## Source data
----

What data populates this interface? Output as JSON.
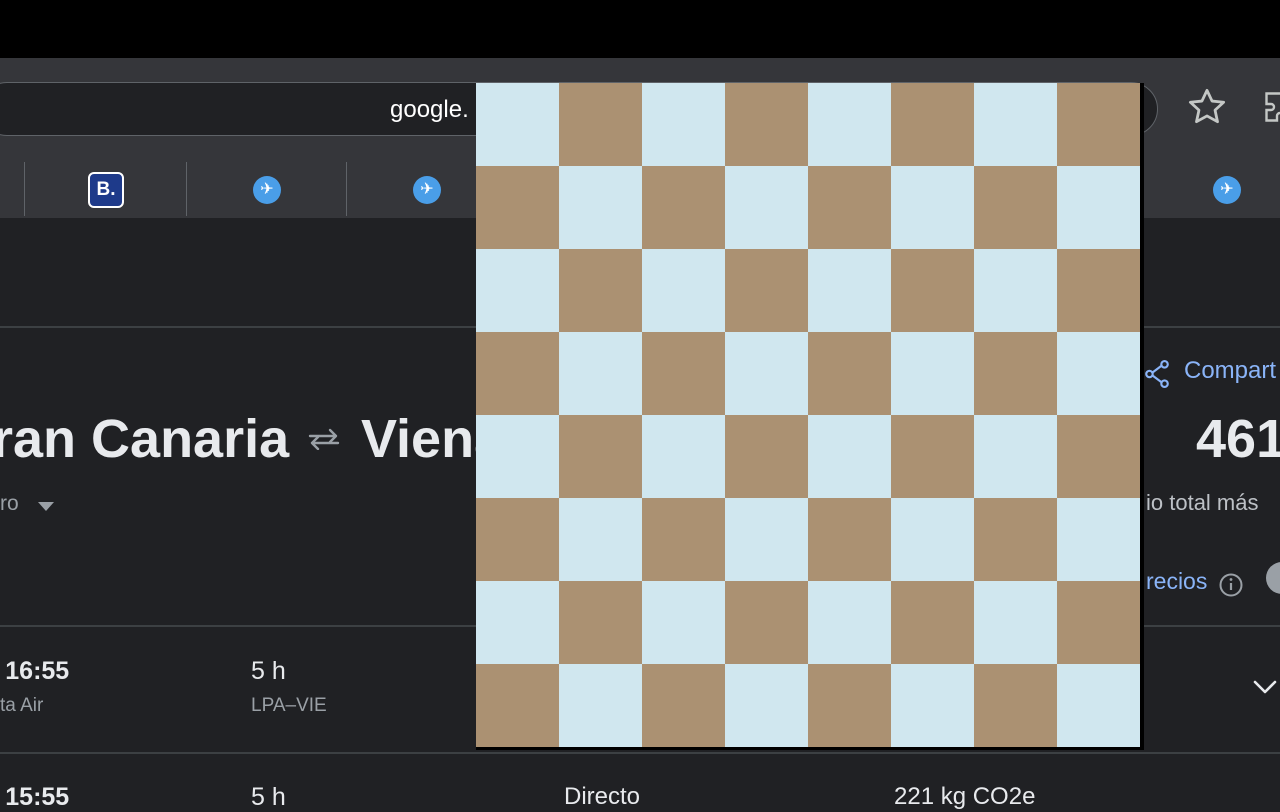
{
  "browser": {
    "address": "google.",
    "icons": {
      "bookmark": "star-icon",
      "extensions": "puzzle-icon"
    }
  },
  "bookmarks_bar": {
    "items": [
      {
        "kind": "booking",
        "label": "B."
      },
      {
        "kind": "plane",
        "icon": "airplane-icon"
      },
      {
        "kind": "plane",
        "icon": "airplane-icon"
      },
      {
        "kind": "plane",
        "icon": "airplane-icon"
      }
    ]
  },
  "search": {
    "origin": "ran Canaria",
    "destination": "Viena",
    "trip_type": "ro",
    "swap_icon": "swap-arrows-icon"
  },
  "summary": {
    "share_label": "Compart",
    "price": "461",
    "price_caption": "io total más",
    "track_label": "recios"
  },
  "flights": [
    {
      "time": "- 16:55",
      "airline": "ta Air",
      "duration": "5 h",
      "route": "LPA–VIE",
      "stops": "",
      "co2": ""
    },
    {
      "time": "- 15:55",
      "airline": "",
      "duration": "5 h",
      "route": "",
      "stops": "Directo",
      "co2": "221 kg CO2e"
    }
  ],
  "overlay": {
    "type": "checkerboard",
    "rows": 8,
    "cols": 8,
    "colors": {
      "light": "#d0e7ef",
      "dark": "#ab9172"
    }
  },
  "colors": {
    "page_bg": "#202124",
    "toolbar_bg": "#35363a",
    "link": "#8ab4f8"
  }
}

----

## Do this
Print the complete listing exactly as it stands, without its pictures.

## Output of the task
What data populates this interface? Output as JSON.
{
  "browser": {
    "address": "google.",
    "icons": {
      "bookmark": "star-icon",
      "extensions": "puzzle-icon"
    }
  },
  "bookmarks_bar": {
    "items": [
      {
        "kind": "booking",
        "label": "B."
      },
      {
        "kind": "plane",
        "icon": "airplane-icon"
      },
      {
        "kind": "plane",
        "icon": "airplane-icon"
      },
      {
        "kind": "plane",
        "icon": "airplane-icon"
      }
    ]
  },
  "search": {
    "origin": "ran Canaria",
    "destination": "Viena",
    "trip_type": "ro",
    "swap_icon": "swap-arrows-icon"
  },
  "summary": {
    "share_label": "Compart",
    "price": "461",
    "price_caption": "io total más",
    "track_label": "recios"
  },
  "flights": [
    {
      "time": "- 16:55",
      "airline": "ta Air",
      "duration": "5 h",
      "route": "LPA–VIE",
      "stops": "",
      "co2": ""
    },
    {
      "time": "- 15:55",
      "airline": "",
      "duration": "5 h",
      "route": "",
      "stops": "Directo",
      "co2": "221 kg CO2e"
    }
  ],
  "overlay": {
    "type": "checkerboard",
    "rows": 8,
    "cols": 8,
    "colors": {
      "light": "#d0e7ef",
      "dark": "#ab9172"
    }
  },
  "colors": {
    "page_bg": "#202124",
    "toolbar_bg": "#35363a",
    "link": "#8ab4f8"
  }
}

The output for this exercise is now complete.